Write out exactly the lines running from the one with "What text is on this page?" to the end of the data, including both of those lines and excluding pictures.

◆ ◆ ◆ ◆

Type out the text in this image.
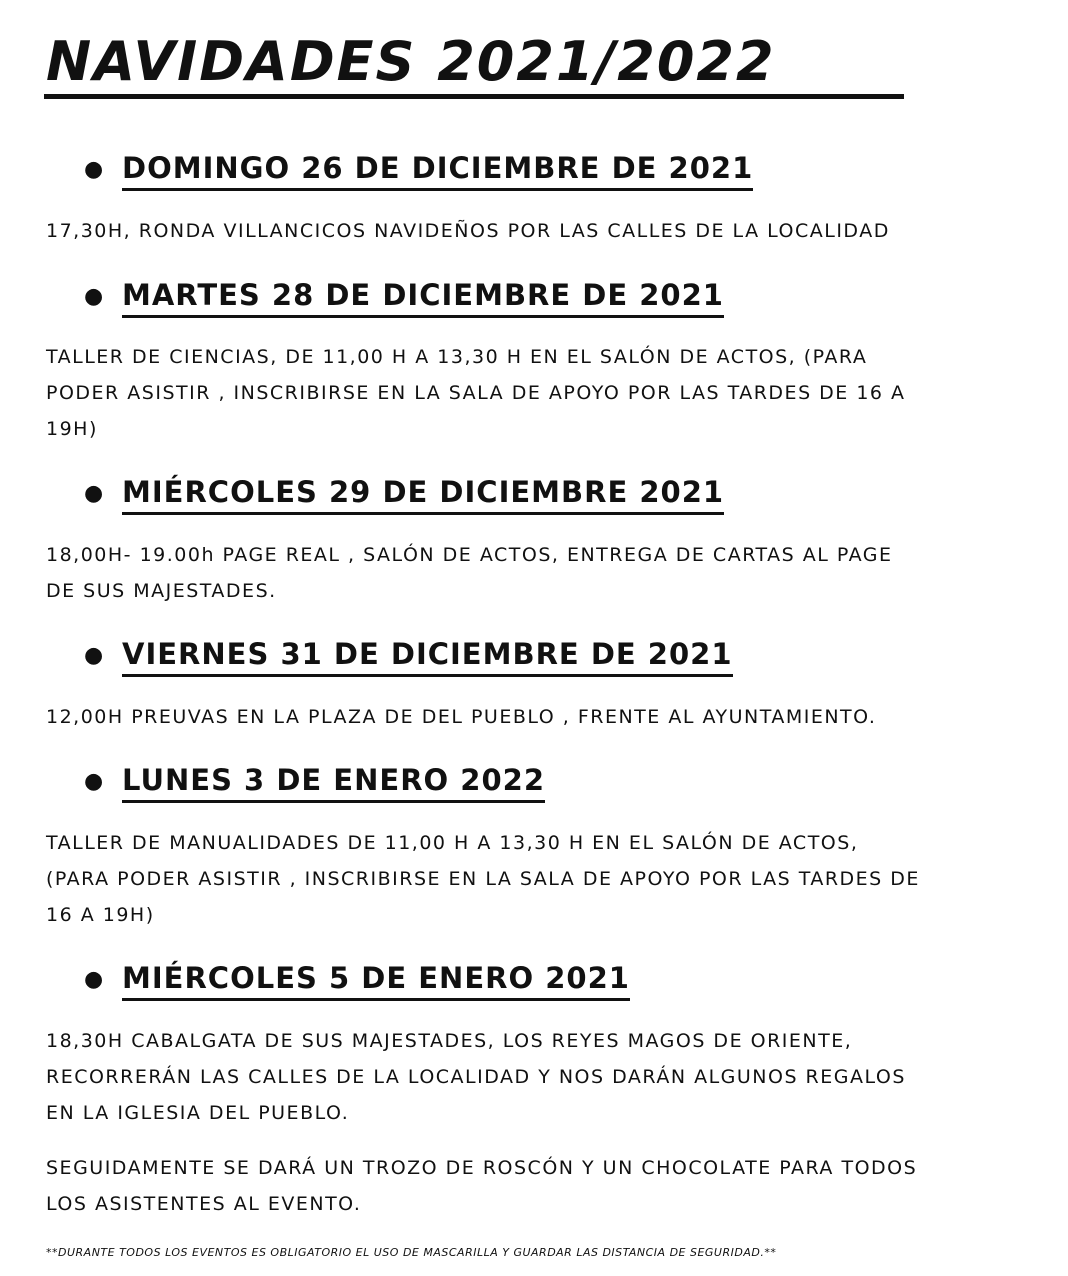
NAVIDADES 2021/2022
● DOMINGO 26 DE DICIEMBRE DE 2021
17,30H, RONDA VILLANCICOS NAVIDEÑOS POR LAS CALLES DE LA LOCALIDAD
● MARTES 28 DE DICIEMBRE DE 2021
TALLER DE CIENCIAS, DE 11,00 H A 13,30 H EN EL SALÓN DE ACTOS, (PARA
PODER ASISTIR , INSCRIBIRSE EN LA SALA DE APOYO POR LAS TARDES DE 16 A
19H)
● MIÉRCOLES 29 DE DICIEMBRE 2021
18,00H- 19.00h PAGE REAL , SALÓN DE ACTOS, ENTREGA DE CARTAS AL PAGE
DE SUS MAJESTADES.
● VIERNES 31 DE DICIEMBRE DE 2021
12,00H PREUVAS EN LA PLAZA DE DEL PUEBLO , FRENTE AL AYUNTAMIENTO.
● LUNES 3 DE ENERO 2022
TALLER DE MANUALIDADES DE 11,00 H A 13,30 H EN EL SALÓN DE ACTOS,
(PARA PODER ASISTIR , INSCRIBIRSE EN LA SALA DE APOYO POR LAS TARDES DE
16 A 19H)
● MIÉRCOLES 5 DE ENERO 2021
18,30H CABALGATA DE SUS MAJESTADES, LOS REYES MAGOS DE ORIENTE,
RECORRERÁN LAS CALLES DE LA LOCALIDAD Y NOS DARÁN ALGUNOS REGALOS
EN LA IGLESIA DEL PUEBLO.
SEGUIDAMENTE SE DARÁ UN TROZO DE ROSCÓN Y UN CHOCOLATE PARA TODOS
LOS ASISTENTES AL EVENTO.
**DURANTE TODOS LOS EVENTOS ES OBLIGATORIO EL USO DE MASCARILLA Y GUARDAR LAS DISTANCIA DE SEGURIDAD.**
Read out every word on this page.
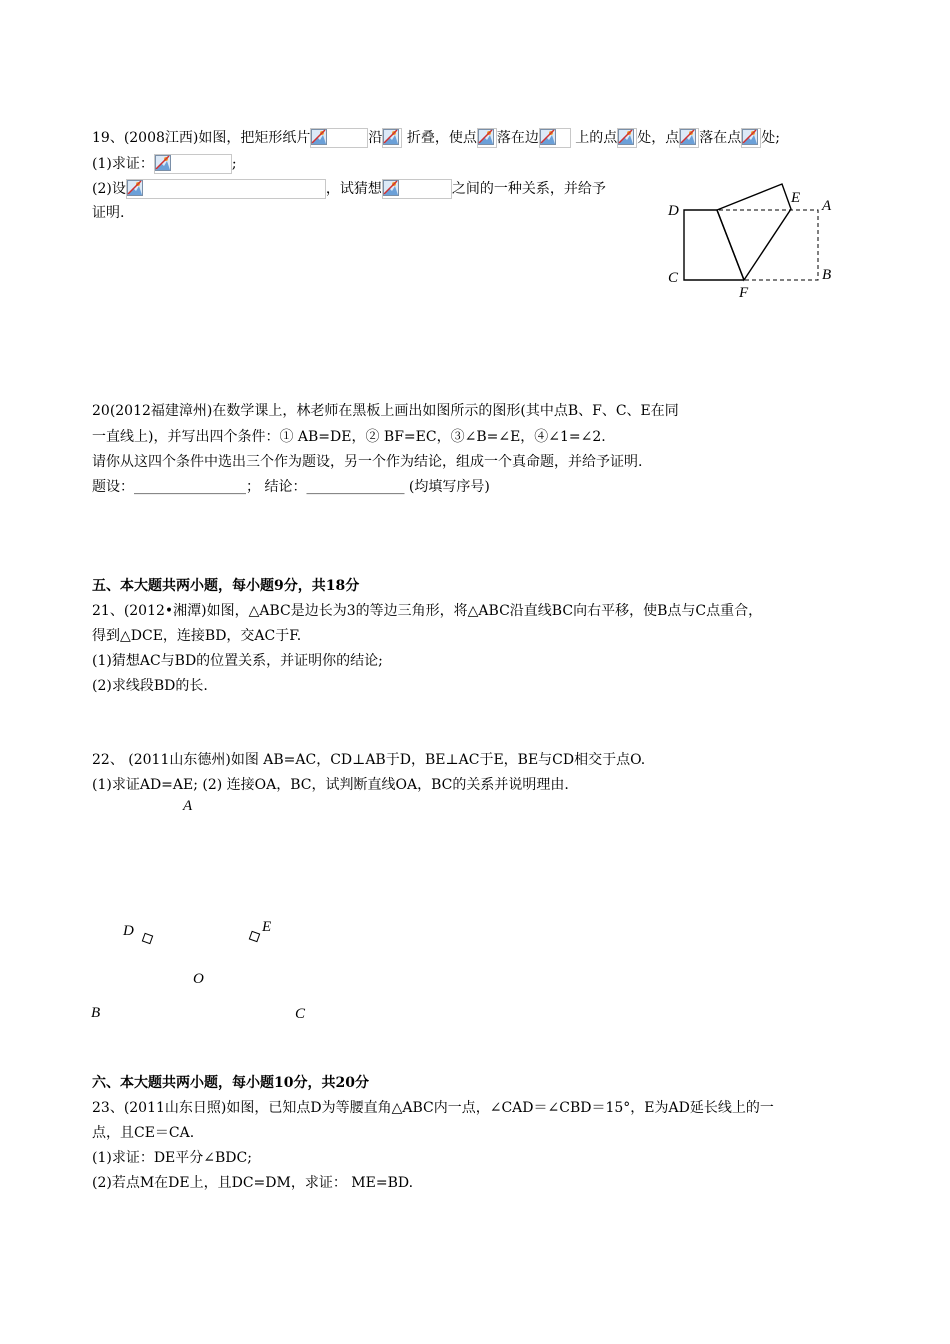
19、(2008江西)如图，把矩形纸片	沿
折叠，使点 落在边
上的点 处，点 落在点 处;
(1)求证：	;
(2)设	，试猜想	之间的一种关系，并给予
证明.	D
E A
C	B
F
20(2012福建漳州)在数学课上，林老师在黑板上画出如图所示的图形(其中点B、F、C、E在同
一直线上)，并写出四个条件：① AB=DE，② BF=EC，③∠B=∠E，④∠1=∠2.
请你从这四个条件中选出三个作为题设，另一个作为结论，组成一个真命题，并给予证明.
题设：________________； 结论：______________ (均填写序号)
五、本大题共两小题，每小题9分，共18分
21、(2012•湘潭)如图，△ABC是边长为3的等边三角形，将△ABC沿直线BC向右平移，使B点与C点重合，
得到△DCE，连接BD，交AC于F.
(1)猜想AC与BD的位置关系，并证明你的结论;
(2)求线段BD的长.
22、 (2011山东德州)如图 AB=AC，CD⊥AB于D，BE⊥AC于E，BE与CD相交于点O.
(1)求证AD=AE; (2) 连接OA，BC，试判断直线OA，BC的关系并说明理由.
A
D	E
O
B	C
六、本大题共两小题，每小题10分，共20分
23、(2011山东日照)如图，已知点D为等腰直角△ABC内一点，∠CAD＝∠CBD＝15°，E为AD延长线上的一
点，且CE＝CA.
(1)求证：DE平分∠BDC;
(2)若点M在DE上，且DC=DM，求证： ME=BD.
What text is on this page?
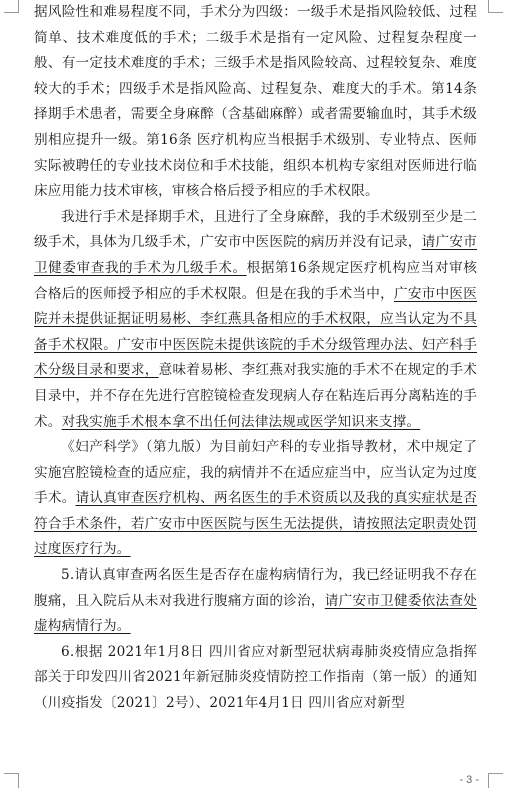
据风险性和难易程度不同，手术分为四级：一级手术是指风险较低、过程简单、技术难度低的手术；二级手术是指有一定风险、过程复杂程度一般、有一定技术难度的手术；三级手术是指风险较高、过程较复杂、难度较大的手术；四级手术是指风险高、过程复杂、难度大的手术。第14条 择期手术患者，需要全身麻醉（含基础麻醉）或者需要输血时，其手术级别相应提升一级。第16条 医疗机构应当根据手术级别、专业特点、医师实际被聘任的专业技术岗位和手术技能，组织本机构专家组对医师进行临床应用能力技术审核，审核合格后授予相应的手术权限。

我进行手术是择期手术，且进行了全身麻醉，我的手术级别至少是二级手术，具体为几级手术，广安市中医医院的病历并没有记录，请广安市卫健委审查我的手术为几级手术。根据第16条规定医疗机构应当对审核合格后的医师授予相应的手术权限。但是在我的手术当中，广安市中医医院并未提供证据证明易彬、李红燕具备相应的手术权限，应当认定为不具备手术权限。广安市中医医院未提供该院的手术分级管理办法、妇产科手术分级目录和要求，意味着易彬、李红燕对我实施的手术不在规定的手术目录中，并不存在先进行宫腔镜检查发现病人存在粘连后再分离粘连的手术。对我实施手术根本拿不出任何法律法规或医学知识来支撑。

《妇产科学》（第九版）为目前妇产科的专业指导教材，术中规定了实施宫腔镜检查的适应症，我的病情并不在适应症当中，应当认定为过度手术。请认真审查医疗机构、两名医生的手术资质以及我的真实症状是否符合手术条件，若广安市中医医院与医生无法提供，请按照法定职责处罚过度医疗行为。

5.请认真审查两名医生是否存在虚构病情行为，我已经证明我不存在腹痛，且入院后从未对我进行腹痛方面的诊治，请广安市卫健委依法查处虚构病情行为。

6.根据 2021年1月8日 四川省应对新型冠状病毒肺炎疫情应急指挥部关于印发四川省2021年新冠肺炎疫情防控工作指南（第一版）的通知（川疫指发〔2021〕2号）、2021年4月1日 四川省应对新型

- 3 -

◆ ◆ ◆ ◆

__Response to the task__
What text is on this page?
据风险性和难易程度不同，手术分为四级：一级手术是指风险较低、过程简单、技术难度低的手术；二级手术是指有一定风险、过程复杂程度一般、有一定技术难度的手术；三级手术是指风险较高、过程较复杂、难度较大的手术；四级手术是指风险高、过程复杂、难度大的手术。第14条 择期手术患者，需要全身麻醉（含基础麻醉）或者需要输血时，其手术级别相应提升一级。第16条 医疗机构应当根据手术级别、专业特点、医师实际被聘任的专业技术岗位和手术技能，组织本机构专家组对医师进行临床应用能力技术审核，审核合格后授予相应的手术权限。

我进行手术是择期手术，且进行了全身麻醉，我的手术级别至少是二级手术，具体为几级手术，广安市中医医院的病历并没有记录，请广安市卫健委审查我的手术为几级手术。根据第16条规定医疗机构应当对审核合格后的医师授予相应的手术权限。但是在我的手术当中，广安市中医医院并未提供证据证明易彬、李红燕具备相应的手术权限，应当认定为不具备手术权限。广安市中医医院未提供该院的手术分级管理办法、妇产科手术分级目录和要求，意味着易彬、李红燕对我实施的手术不在规定的手术目录中，并不存在先进行宫腔镜检查发现病人存在粘连后再分离粘连的手术。对我实施手术根本拿不出任何法律法规或医学知识来支撑。

《妇产科学》（第九版）为目前妇产科的专业指导教材，术中规定了实施宫腔镜检查的适应症，我的病情并不在适应症当中，应当认定为过度手术。请认真审查医疗机构、两名医生的手术资质以及我的真实症状是否符合手术条件，若广安市中医医院与医生无法提供，请按照法定职责处罚过度医疗行为。

5.请认真审查两名医生是否存在虚构病情行为，我已经证明我不存在腹痛，且入院后从未对我进行腹痛方面的诊治，请广安市卫健委依法查处虚构病情行为。

6.根据 2021年1月8日 四川省应对新型冠状病毒肺炎疫情应急指挥部关于印发四川省2021年新冠肺炎疫情防控工作指南（第一版）的通知（川疫指发〔2021〕2号）、2021年4月1日 四川省应对新型

- 3 -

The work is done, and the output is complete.